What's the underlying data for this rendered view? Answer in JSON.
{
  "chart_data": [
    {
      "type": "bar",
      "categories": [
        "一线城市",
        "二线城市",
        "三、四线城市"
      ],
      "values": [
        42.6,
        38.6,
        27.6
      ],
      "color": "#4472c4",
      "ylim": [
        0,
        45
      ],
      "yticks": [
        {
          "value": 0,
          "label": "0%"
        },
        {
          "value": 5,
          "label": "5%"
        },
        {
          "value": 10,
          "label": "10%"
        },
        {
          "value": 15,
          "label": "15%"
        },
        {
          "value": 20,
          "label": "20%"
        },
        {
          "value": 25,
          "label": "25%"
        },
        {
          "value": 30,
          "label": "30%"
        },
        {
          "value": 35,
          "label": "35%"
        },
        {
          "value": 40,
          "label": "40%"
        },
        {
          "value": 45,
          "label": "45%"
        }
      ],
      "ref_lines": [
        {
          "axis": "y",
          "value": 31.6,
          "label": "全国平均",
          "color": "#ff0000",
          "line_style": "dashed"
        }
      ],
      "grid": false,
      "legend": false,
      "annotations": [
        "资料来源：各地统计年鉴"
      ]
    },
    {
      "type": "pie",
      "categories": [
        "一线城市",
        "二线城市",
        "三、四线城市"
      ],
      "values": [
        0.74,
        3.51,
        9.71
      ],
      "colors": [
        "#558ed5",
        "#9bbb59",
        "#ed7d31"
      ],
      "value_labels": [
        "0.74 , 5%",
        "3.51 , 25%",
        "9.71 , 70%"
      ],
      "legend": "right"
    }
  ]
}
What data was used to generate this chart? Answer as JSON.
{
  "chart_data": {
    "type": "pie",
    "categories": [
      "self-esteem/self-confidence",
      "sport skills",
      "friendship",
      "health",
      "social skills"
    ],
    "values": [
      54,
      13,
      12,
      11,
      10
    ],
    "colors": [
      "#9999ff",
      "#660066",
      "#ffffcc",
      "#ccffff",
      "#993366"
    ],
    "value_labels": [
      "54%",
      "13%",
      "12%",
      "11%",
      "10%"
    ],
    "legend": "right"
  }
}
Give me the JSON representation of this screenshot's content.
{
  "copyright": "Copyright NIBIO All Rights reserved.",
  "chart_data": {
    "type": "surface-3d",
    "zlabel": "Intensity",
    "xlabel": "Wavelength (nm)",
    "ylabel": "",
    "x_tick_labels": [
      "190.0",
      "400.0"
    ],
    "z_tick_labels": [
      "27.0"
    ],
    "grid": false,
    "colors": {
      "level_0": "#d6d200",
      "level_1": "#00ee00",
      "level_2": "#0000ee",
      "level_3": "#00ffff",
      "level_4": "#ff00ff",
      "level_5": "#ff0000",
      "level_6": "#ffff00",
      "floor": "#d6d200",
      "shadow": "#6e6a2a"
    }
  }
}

----

▶ Your goal
Take the line that contains "Give me the" and every line after it through the end of the listing above, and repeat them exactly.

▶ Response below
Give me the JSON representation of this screenshot's content.
{
  "copyright": "Copyright NIBIO All Rights reserved.",
  "chart_data": {
    "type": "surface-3d",
    "zlabel": "Intensity",
    "xlabel": "Wavelength (nm)",
    "ylabel": "",
    "x_tick_labels": [
      "190.0",
      "400.0"
    ],
    "z_tick_labels": [
      "27.0"
    ],
    "grid": false,
    "colors": {
      "level_0": "#d6d200",
      "level_1": "#00ee00",
      "level_2": "#0000ee",
      "level_3": "#00ffff",
      "level_4": "#ff00ff",
      "level_5": "#ff0000",
      "level_6": "#ffff00",
      "floor": "#d6d200",
      "shadow": "#6e6a2a"
    }
  }
}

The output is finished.